#### GIVEN PROBLEM
Gather all lines in the records below that include the word "Saint".

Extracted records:
※

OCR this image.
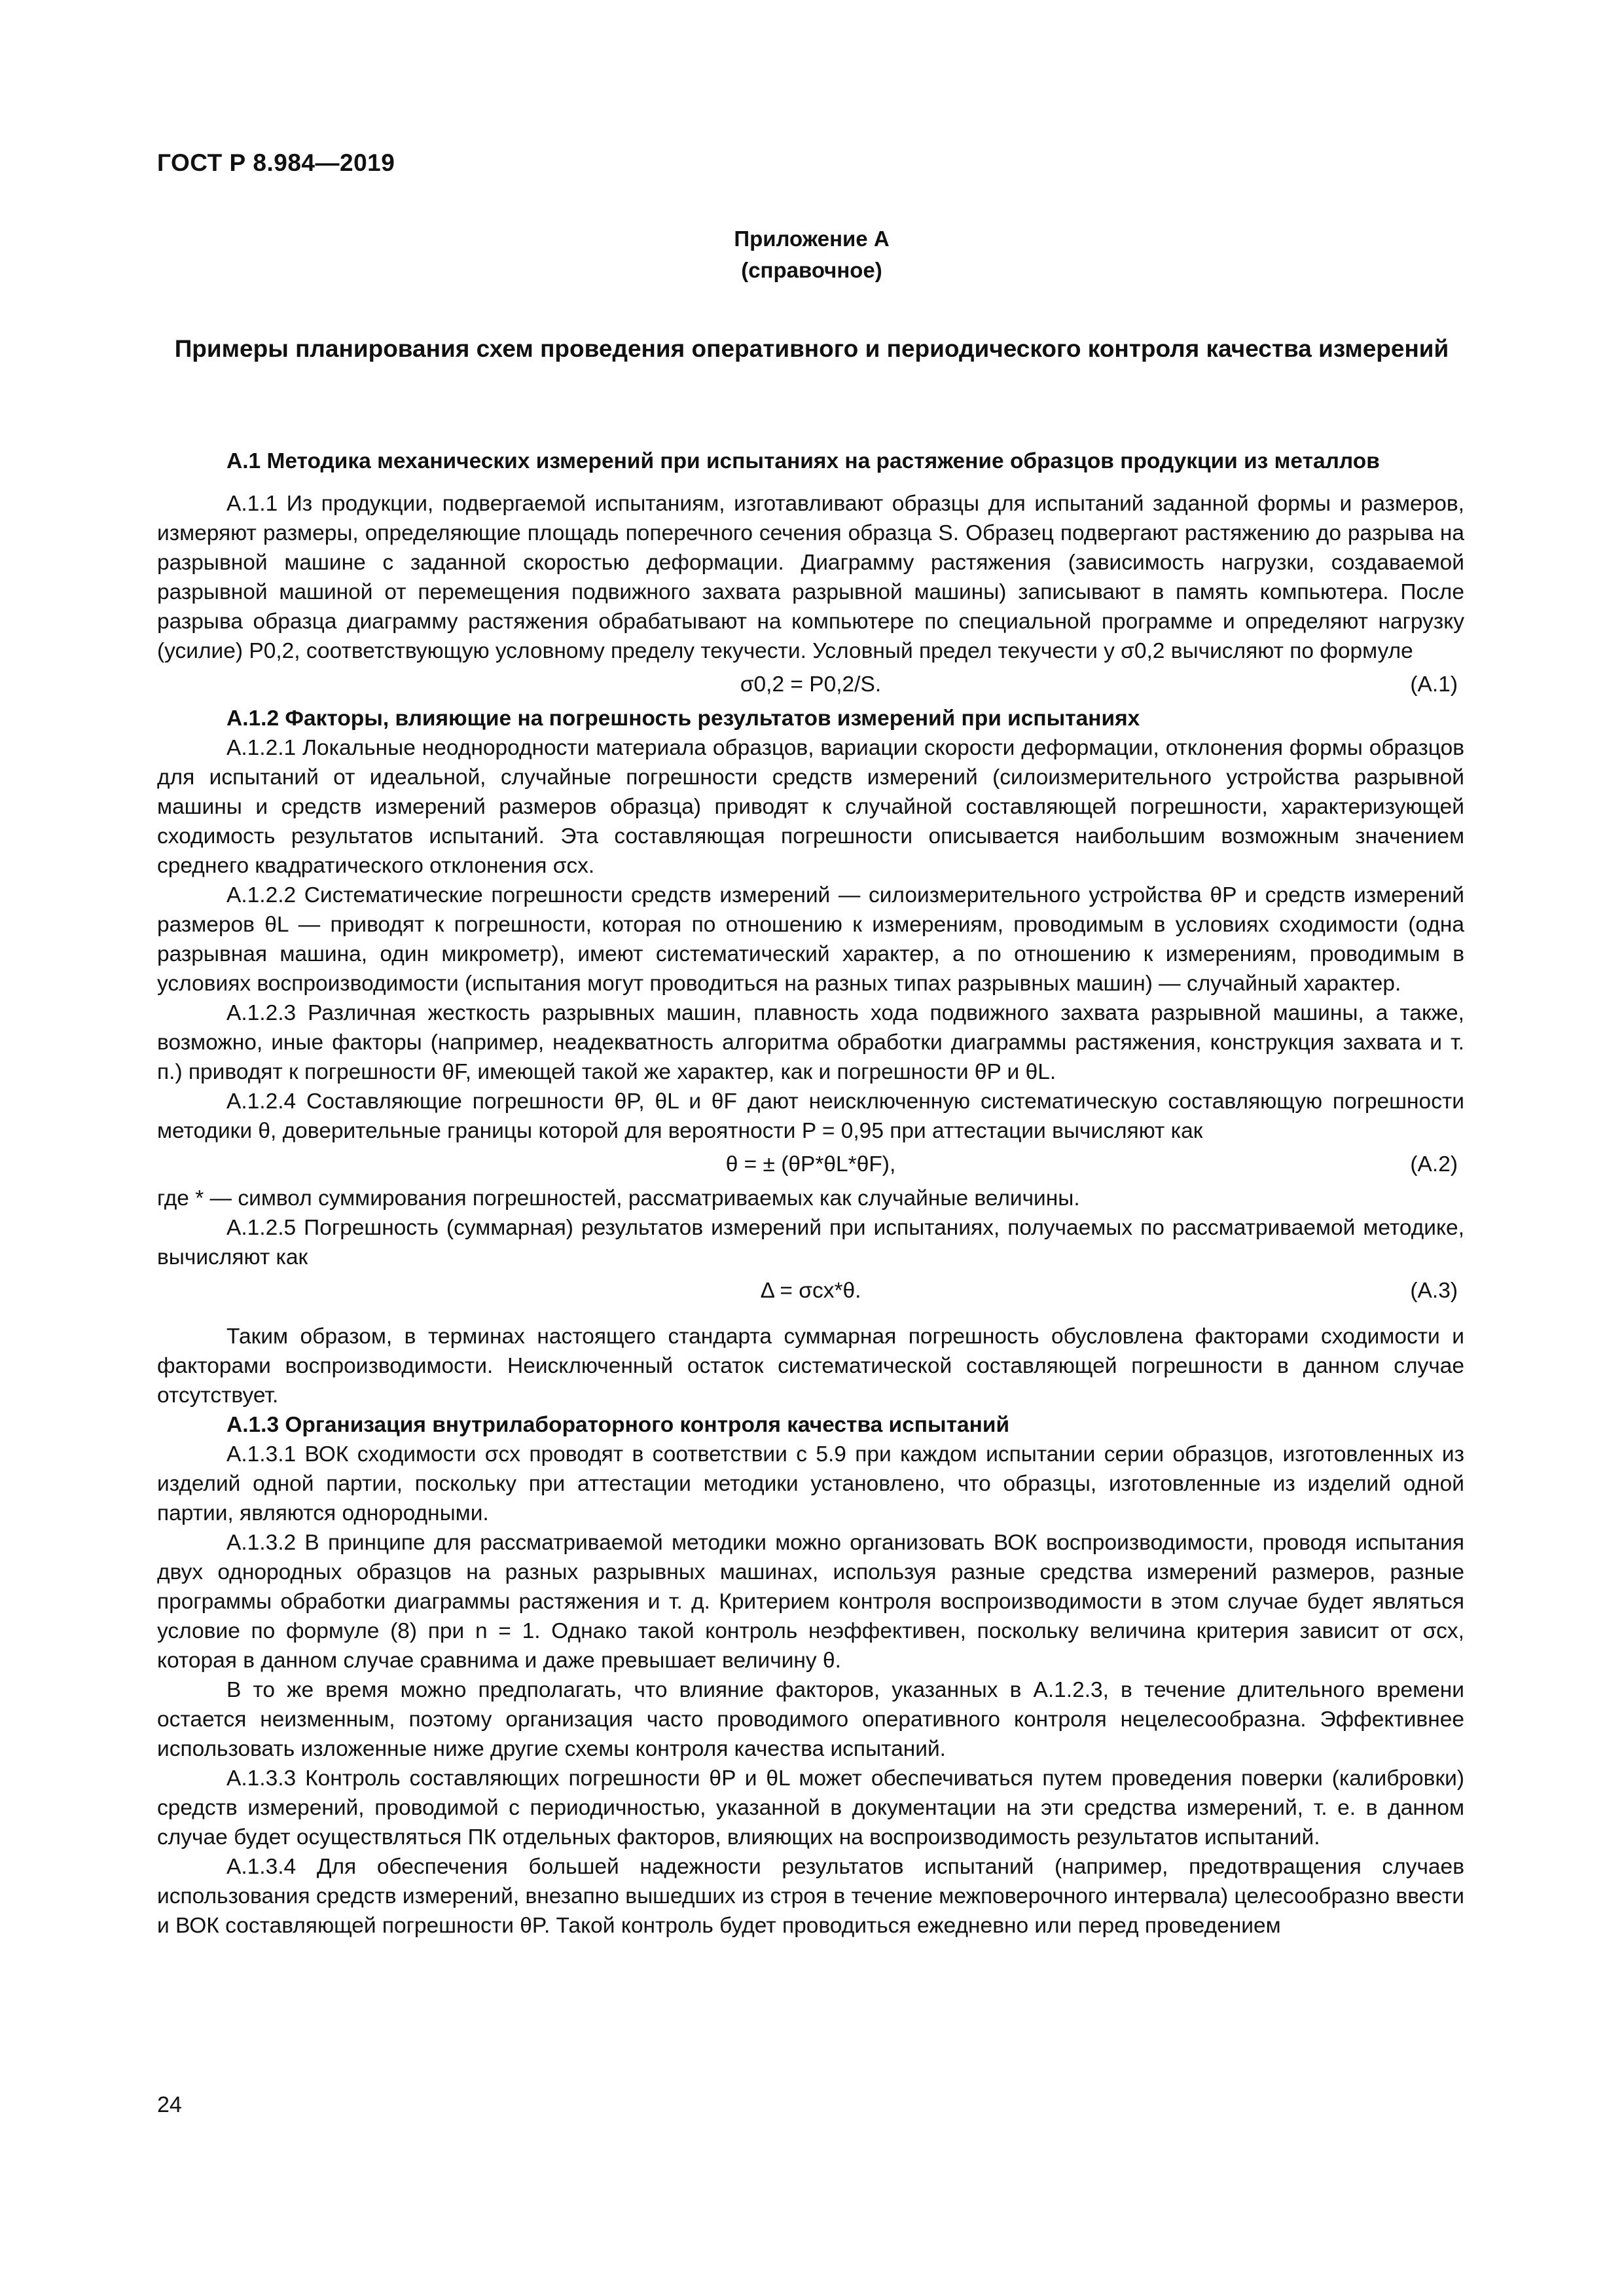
ГОСТ Р 8.984—2019
Приложение А
(справочное)
Примеры планирования схем проведения оперативного и периодического контроля качества измерений

А.1 Методика механических измерений при испытаниях на растяжение образцов продукции из металлов

А.1.1 Из продукции, подвергаемой испытаниям, изготавливают образцы для испытаний заданной формы и размеров, измеряют размеры, определяющие площадь поперечного сечения образца S. Образец подвергают растяжению до разрыва на разрывной машине с заданной скоростью деформации. Диаграмму растяжения (зависимость нагрузки, создаваемой разрывной машиной от перемещения подвижного захвата разрывной машины) записывают в память компьютера. После разрыва образца диаграмму растяжения обрабатывают на компьютере по специальной программе и определяют нагрузку (усилие) P0,2, соответствующую условному пределу текучести. Условный предел текучести у σ0,2 вычисляют по формуле

σ0,2 = P0,2/S.	(А.1)

А.1.2 Факторы, влияющие на погрешность результатов измерений при испытаниях

А.1.2.1 Локальные неоднородности материала образцов, вариации скорости деформации, отклонения формы образцов для испытаний от идеальной, случайные погрешности средств измерений (силоизмерительного устройства разрывной машины и средств измерений размеров образца) приводят к случайной составляющей погрешности, характеризующей сходимость результатов испытаний. Эта составляющая погрешности описывается наибольшим возможным значением среднего квадратического отклонения σсх.

А.1.2.2 Систематические погрешности средств измерений — силоизмерительного устройства θP и средств измерений размеров θL — приводят к погрешности, которая по отношению к измерениям, проводимым в условиях сходимости (одна разрывная машина, один микрометр), имеют систематический характер, а по отношению к измерениям, проводимым в условиях воспроизводимости (испытания могут проводиться на разных типах разрывных машин) — случайный характер.

А.1.2.3 Различная жесткость разрывных машин, плавность хода подвижного захвата разрывной машины, а также, возможно, иные факторы (например, неадекватность алгоритма обработки диаграммы растяжения, конструкция захвата и т. п.) приводят к погрешности θF, имеющей такой же характер, как и погрешности θP и θL.

А.1.2.4 Составляющие погрешности θP, θL и θF дают неисключенную систематическую составляющую погрешности методики θ, доверительные границы которой для вероятности P = 0,95 при аттестации вычисляют как

θ = ± (θP*θL*θF),	(А.2)

где * — символ суммирования погрешностей, рассматриваемых как случайные величины.

А.1.2.5 Погрешность (суммарная) результатов измерений при испытаниях, получаемых по рассматриваемой методике, вычисляют как

Δ = σсх*θ.	(А.3)

Таким образом, в терминах настоящего стандарта суммарная погрешность обусловлена факторами сходимости и факторами воспроизводимости. Неисключенный остаток систематической составляющей погрешности в данном случае отсутствует.

А.1.3 Организация внутрилабораторного контроля качества испытаний

А.1.3.1 ВОК сходимости σсх проводят в соответствии с 5.9 при каждом испытании серии образцов, изготовленных из изделий одной партии, поскольку при аттестации методики установлено, что образцы, изготовленные из изделий одной партии, являются однородными.

А.1.3.2 В принципе для рассматриваемой методики можно организовать ВОК воспроизводимости, проводя испытания двух однородных образцов на разных разрывных машинах, используя разные средства измерений размеров, разные программы обработки диаграммы растяжения и т. д. Критерием контроля воспроизводимости в этом случае будет являться условие по формуле (8) при n = 1. Однако такой контроль неэффективен, поскольку величина критерия зависит от σсх, которая в данном случае сравнима и даже превышает величину θ.

В то же время можно предполагать, что влияние факторов, указанных в А.1.2.3, в течение длительного времени остается неизменным, поэтому организация часто проводимого оперативного контроля нецелесообразна. Эффективнее использовать изложенные ниже другие схемы контроля качества испытаний.

А.1.3.3 Контроль составляющих погрешности θP и θL может обеспечиваться путем проведения поверки (калибровки) средств измерений, проводимой с периодичностью, указанной в документации на эти средства измерений, т. е. в данном случае будет осуществляться ПК отдельных факторов, влияющих на воспроизводимость результатов испытаний.

А.1.3.4 Для обеспечения большей надежности результатов испытаний (например, предотвращения случаев использования средств измерений, внезапно вышедших из строя в течение межповерочного интервала) целесообразно ввести и ВОК составляющей погрешности θP. Такой контроль будет проводиться ежедневно или перед проведением

24
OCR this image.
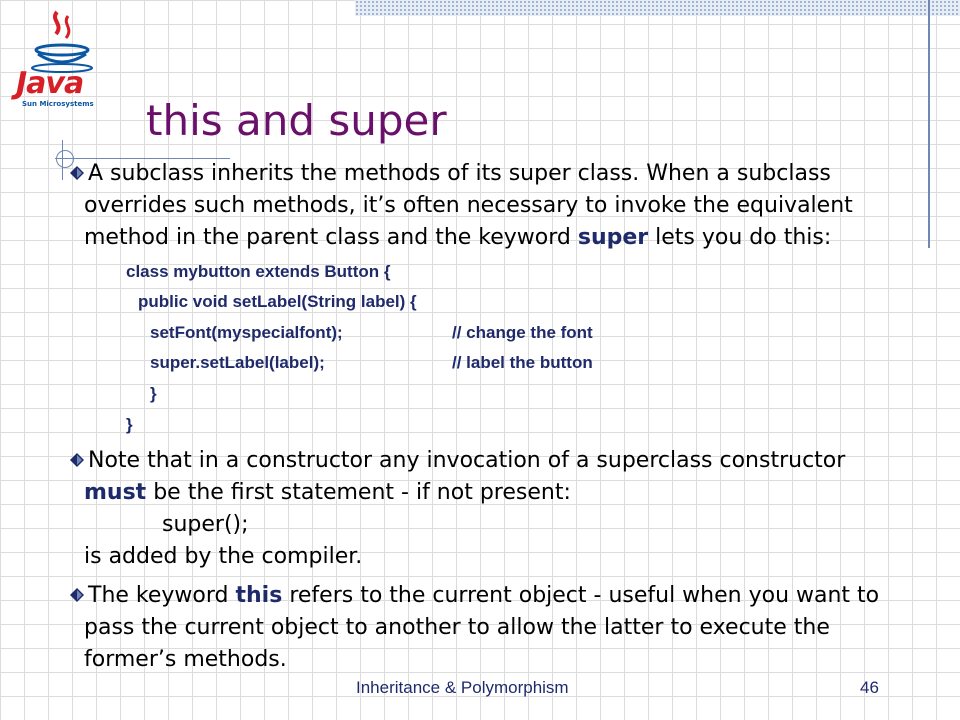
Java
Sun Microsystems this and super
A subclass inherits the methods of its super class. When a subclass
overrides such methods, it’s often necessary to invoke the equivalent
method in the parent class and the keyword super lets you do this:
class mybutton extends Button {
public void setLabel(String label) {
setFont(myspecialfont);	// change the font
super.setLabel(label);	// label the button
}
}
Note that in a constructor any invocation of a superclass constructor
must be the first statement - if not present:
super();
is added by the compiler.
The keyword this refers to the current object - useful when you want to
pass the current object to another to allow the latter to execute the
former’s methods.
Inheritance & Polymorphism	46
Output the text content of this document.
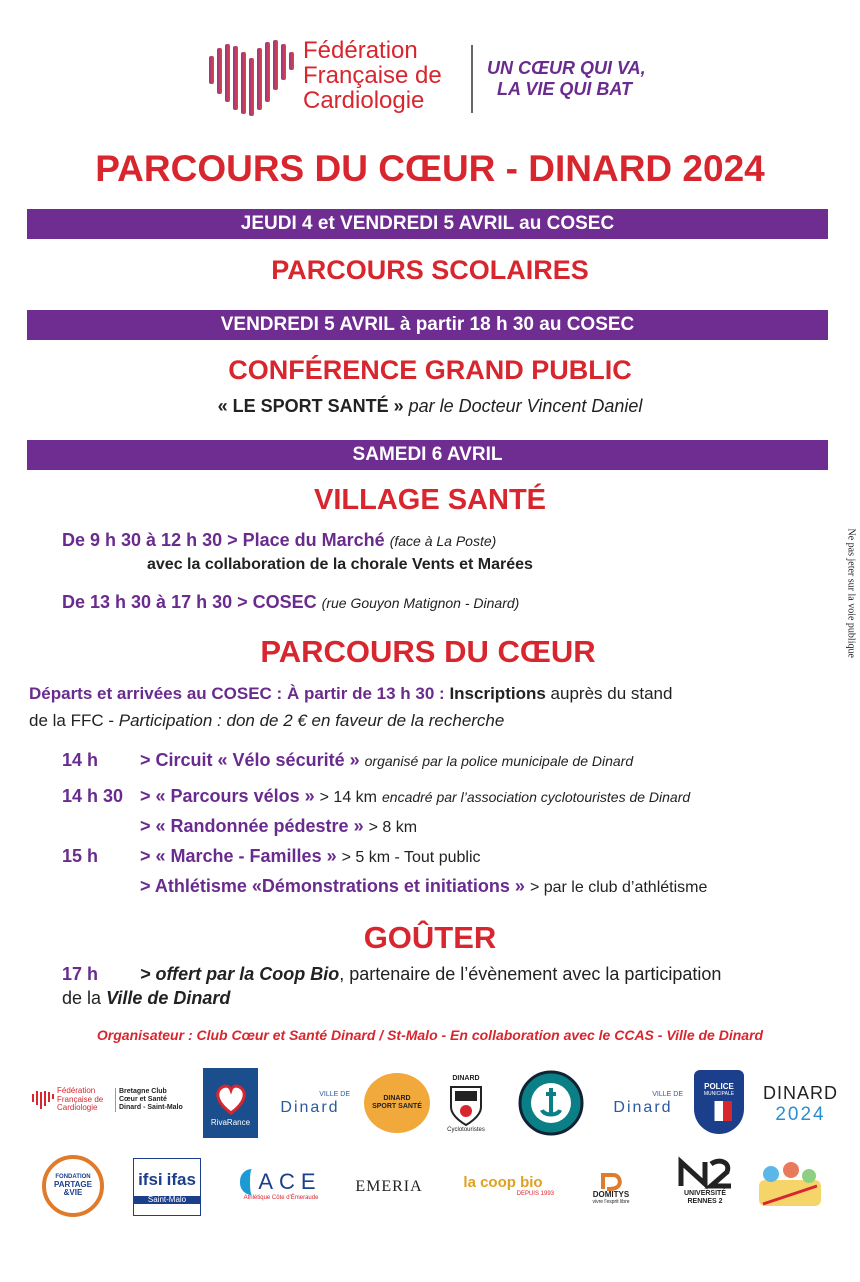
Fédération
Française de
Cardiologie
UN CŒUR QUI VA,
LA VIE QUI BAT
PARCOURS DU CŒUR - DINARD 2024
JEUDI 4 et VENDREDI 5 AVRIL au COSEC
PARCOURS SCOLAIRES
VENDREDI 5 AVRIL à partir 18 h 30 au COSEC
CONFÉRENCE GRAND PUBLIC
« LE SPORT SANTÉ » par le Docteur Vincent Daniel
SAMEDI 6 AVRIL
VILLAGE SANTÉ
De 9 h 30 à 12 h 30 > Place du Marché (face à La Poste)
avec la collaboration de la chorale Vents et Marées
De 13 h 30 à 17 h 30 > COSEC (rue Gouyon Matignon - Dinard)
PARCOURS DU CŒUR
Départs et arrivées au COSEC : À partir de 13 h 30 : Inscriptions auprès du stand
de la FFC - Participation : don de 2 € en faveur de la recherche
14 h > Circuit « Vélo sécurité » organisé par la police municipale de Dinard
14 h 30 > « Parcours vélos » > 14 km encadré par l’association cyclotouristes de Dinard
> « Randonnée pédestre » > 8 km
15 h > « Marche - Familles » > 5 km - Tout public
> Athlétisme «Démonstrations et initiations » > par le club d’athlétisme
GOÛTER
17 h > offert par la Coop Bio, partenaire de l’évènement avec la participation
de la Ville de Dinard
Organisateur : Club Cœur et Santé Dinard / St-Malo - En collaboration avec le CCAS - Ville de Dinard
Ne pas jeter sur la voie publique
Fédération Française de Cardiologie
Bretagne Club Cœur et Santé Dinard - Saint-Malo
RivaRance
VILLE DE
Dinard
DINARD
SPORT SANTÉ
DINARD
Cyclotouristes
VILLE DE
Dinard
POLICE
MUNICIPALE DINARD
2024
FONDATION
PARTAGE
&VIE
ifsi ifas
Saint-Malo
ACE
Athlétique Côte d'Émeraude
EMERIA	la coop bio
DEPUIS 1993	DOMITYS
vivre l'esprit libre
UNIVERSITÉ
RENNES 2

※

#### OUTPUT FOR THIS EXERCISE
Bretagne Club Cœur et Santé Dinard - Saint-Malo
Saint-Malo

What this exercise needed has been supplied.